● **EXERCISE MATERIALS**:
— start —

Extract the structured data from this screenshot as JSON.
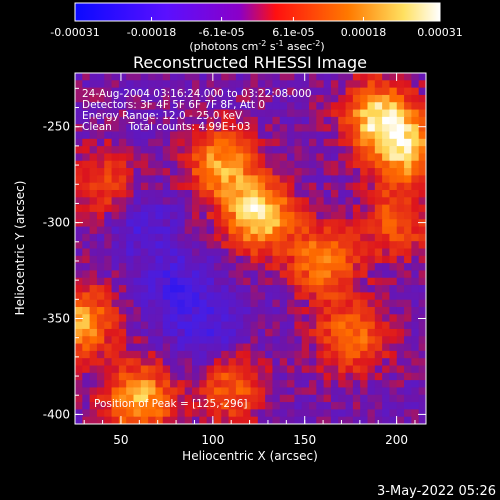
{
  "colorbar": {
    "tick_labels": [
      "-0.00031",
      "-0.00018",
      "-6.1e-05",
      "6.1e-05",
      "0.00018",
      "0.00031"
    ],
    "tick_values": [
      -0.00031,
      -0.00018,
      -6.1e-05,
      6.1e-05,
      0.00018,
      0.00031
    ],
    "min": -0.00031,
    "max": 0.00031,
    "units_base": "(photons cm",
    "units_exp1": "-2",
    "units_mid": " s",
    "units_exp2": "-1",
    "units_end": " asec",
    "units_exp3": "-2",
    "units_close": ")",
    "colors": [
      "#0a0aff",
      "#8a00c8",
      "#ff1010",
      "#ff7a00",
      "#ffffff"
    ]
  },
  "title": "Reconstructed RHESSI Image",
  "annotations": {
    "time_range": "24-Aug-2004 03:16:24.000 to 03:22:08.000",
    "detectors": "Detectors: 3F 4F 5F 6F 7F 8F, Att 0",
    "energy_range": "Energy Range: 12.0 - 25.0 keV",
    "algorithm_counts": "Clean     Total counts: 4.99E+03",
    "peak_position": "Position of Peak = [125,-296]"
  },
  "chart_data": {
    "type": "heatmap",
    "title": "Reconstructed RHESSI Image",
    "xlabel": "Heliocentric X (arcsec)",
    "ylabel": "Heliocentric Y (arcsec)",
    "xlim": [
      25,
      216
    ],
    "ylim": [
      -405,
      -222
    ],
    "x_ticks": [
      50,
      100,
      150,
      200
    ],
    "y_ticks": [
      -250,
      -300,
      -350,
      -400
    ],
    "x_tick_labels": [
      "50",
      "100",
      "150",
      "200"
    ],
    "y_tick_labels": [
      "-250",
      "-300",
      "-350",
      "-400"
    ],
    "value_range": [
      -0.00031,
      0.00031
    ],
    "peak": {
      "x": 125,
      "y": -296,
      "value": 0.00031
    },
    "bright_regions": [
      {
        "x": 125,
        "y": -296,
        "value": 0.00031
      },
      {
        "x": 105,
        "y": -270,
        "value": 0.00024
      },
      {
        "x": 190,
        "y": -245,
        "value": 0.00028
      },
      {
        "x": 205,
        "y": -262,
        "value": 0.00025
      },
      {
        "x": 160,
        "y": -320,
        "value": 0.00022
      },
      {
        "x": 175,
        "y": -360,
        "value": 0.0002
      },
      {
        "x": 60,
        "y": -392,
        "value": 0.00026
      },
      {
        "x": 28,
        "y": -352,
        "value": 0.00024
      },
      {
        "x": 110,
        "y": -385,
        "value": 0.00018
      },
      {
        "x": 40,
        "y": -280,
        "value": 0.00014
      },
      {
        "x": 200,
        "y": -300,
        "value": 0.00016
      }
    ],
    "dim_regions": [
      {
        "x": 80,
        "y": -335,
        "value": -0.00012
      },
      {
        "x": 100,
        "y": -360,
        "value": -0.0001
      },
      {
        "x": 60,
        "y": -300,
        "value": -8e-05
      }
    ]
  },
  "footer": {
    "timestamp": "3-May-2022 05:26"
  }
}
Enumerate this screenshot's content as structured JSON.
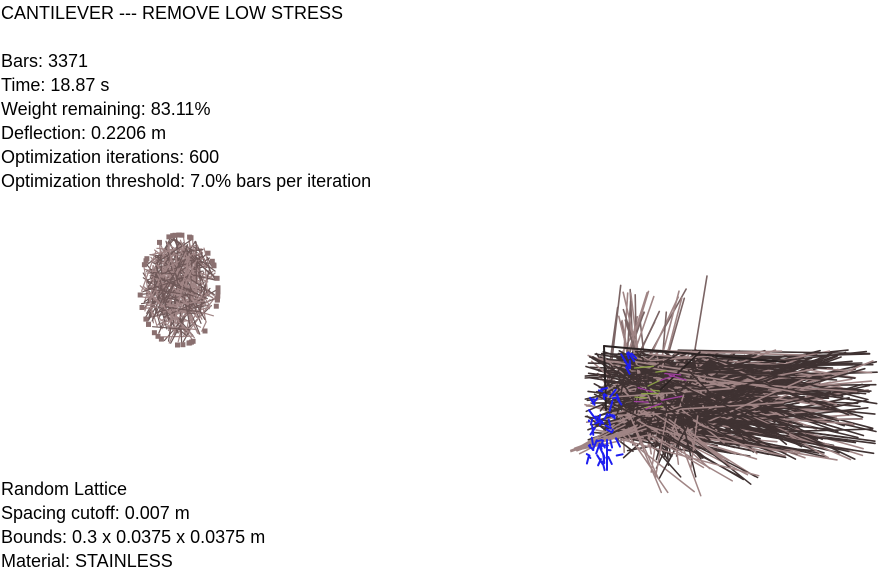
{
  "header": {
    "title": "CANTILEVER --- REMOVE LOW STRESS"
  },
  "stats": [
    "Bars: 3371",
    "Time: 18.87 s",
    "Weight remaining: 83.11%",
    "Deflection: 0.2206 m",
    "Optimization iterations: 600",
    "Optimization threshold: 7.0% bars per iteration"
  ],
  "footer": [
    "Random Lattice",
    "Spacing cutoff: 0.007 m",
    "Bounds: 0.3 x 0.0375 x 0.0375 m",
    "Material: STAINLESS"
  ],
  "colors": {
    "bar_light": "#a08585",
    "bar_dark": "#3f3232",
    "load_highlight": "#1e1ef0",
    "accent_green": "#8aa045",
    "accent_magenta": "#a040a0"
  },
  "icons": {
    "small_lattice": "small-lattice-render",
    "large_structure": "cantilever-structure-render"
  }
}
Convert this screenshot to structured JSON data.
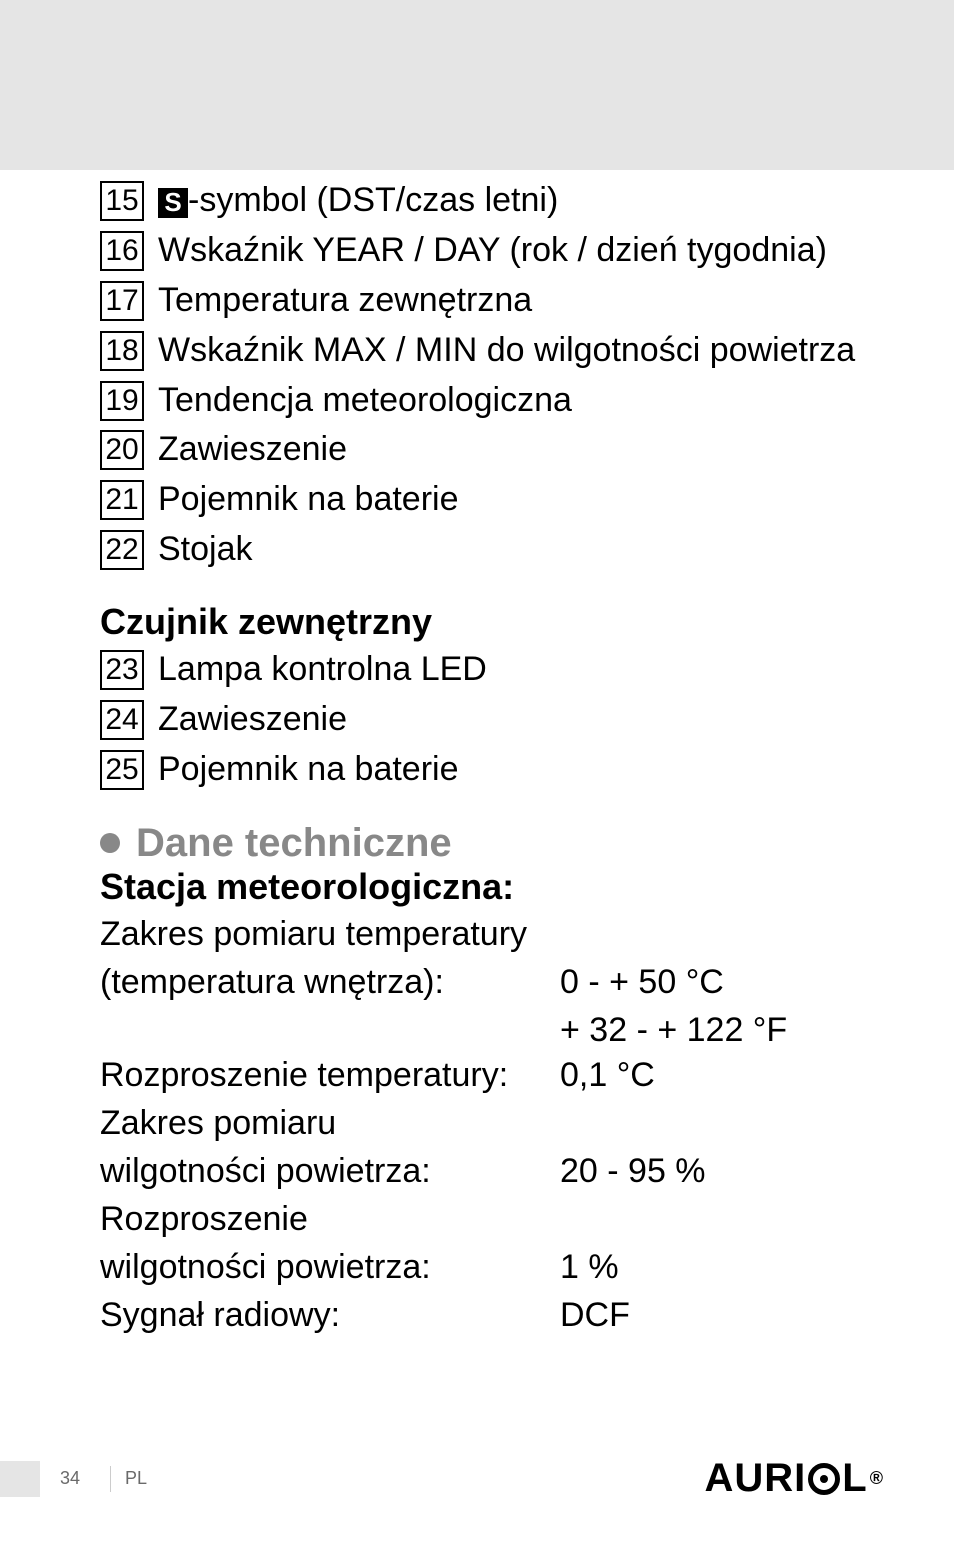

— end —

● **TASK GOAL**:
From the entries above, extract each line containing "title".

● **OUTPUT FOR THIS EXERCISE**:
  "title": "Reconstructed RHESSI Image",
    "title": "Reconstructed RHESSI Image",
    "title": "CANTILEVER --- REMOVE LOW STRESS"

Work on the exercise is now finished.